_Request_
Lay out every line of the entries below as a numbered list, skipping blank lines and leaving out the pictures.

──────── Supplied material

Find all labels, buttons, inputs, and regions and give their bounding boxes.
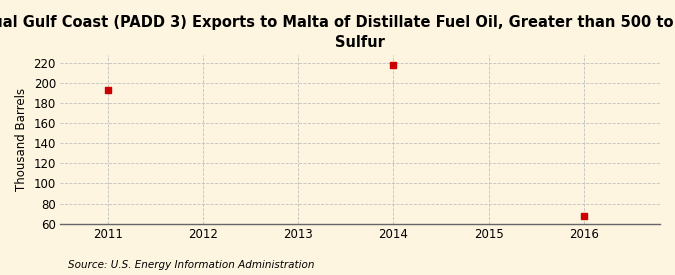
Point — [388, 63, 399, 67]
Y-axis label: Thousand Barrels: Thousand Barrels — [15, 88, 28, 191]
Title: Annual Gulf Coast (PADD 3) Exports to Malta of Distillate Fuel Oil, Greater than: Annual Gulf Coast (PADD 3) Exports to Ma… — [0, 15, 675, 50]
Point — [578, 213, 589, 218]
Text: Source: U.S. Energy Information Administration: Source: U.S. Energy Information Administ… — [68, 260, 314, 270]
Point — [103, 88, 113, 92]
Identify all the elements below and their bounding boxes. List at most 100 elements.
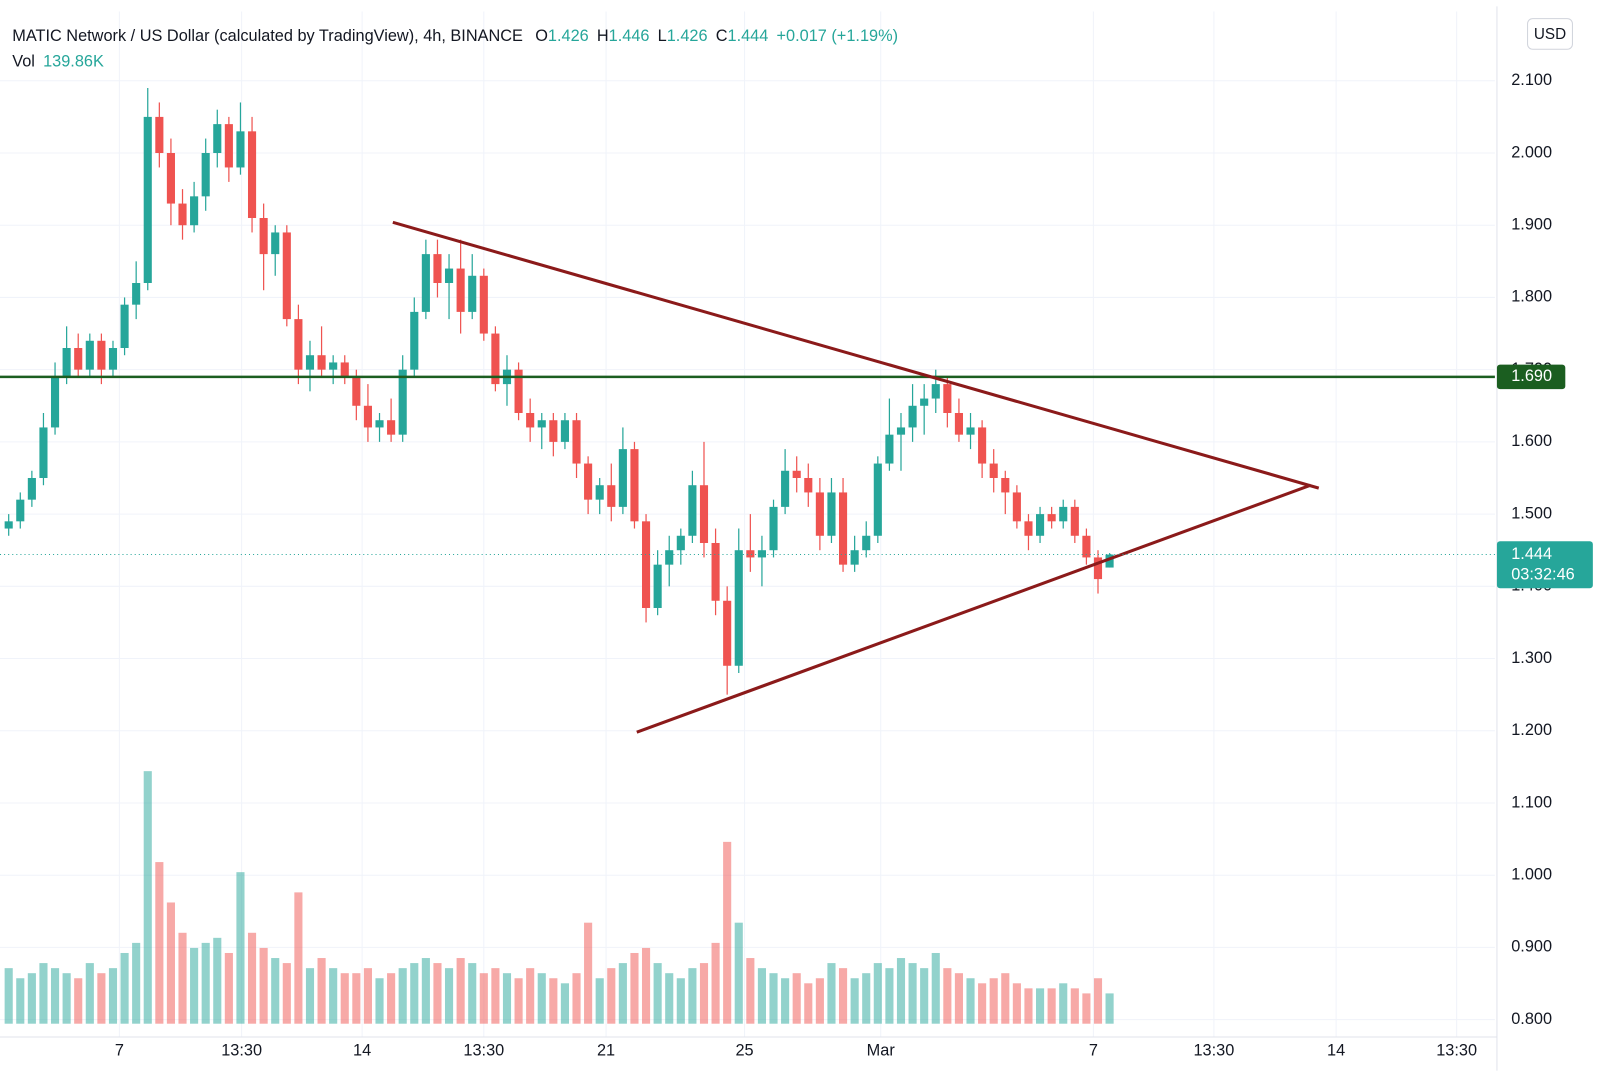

────────────────

_Final result_
1. Find all labels, buttons, inputs, and regions and give their bounding boxes.
2. Point — [388, 63, 399, 67]
3. Y-axis label: Thousand Barrels: Thousand Barrels — [15, 88, 28, 191]
4. Title: Annual Gulf Coast (PADD 3) Exports to Malta of Distillate Fuel Oil, Greater than: Annual Gulf Coast (PADD 3) Exports to Ma… — [0, 15, 675, 50]
5. Point — [578, 213, 589, 218]
6. Text: Source: U.S. Energy Information Administration: Source: U.S. Energy Information Administ… — [68, 260, 314, 270]
7. Point — [103, 88, 113, 92]
8. Identify all the elements below and their bounding boxes. List at most 100 elements.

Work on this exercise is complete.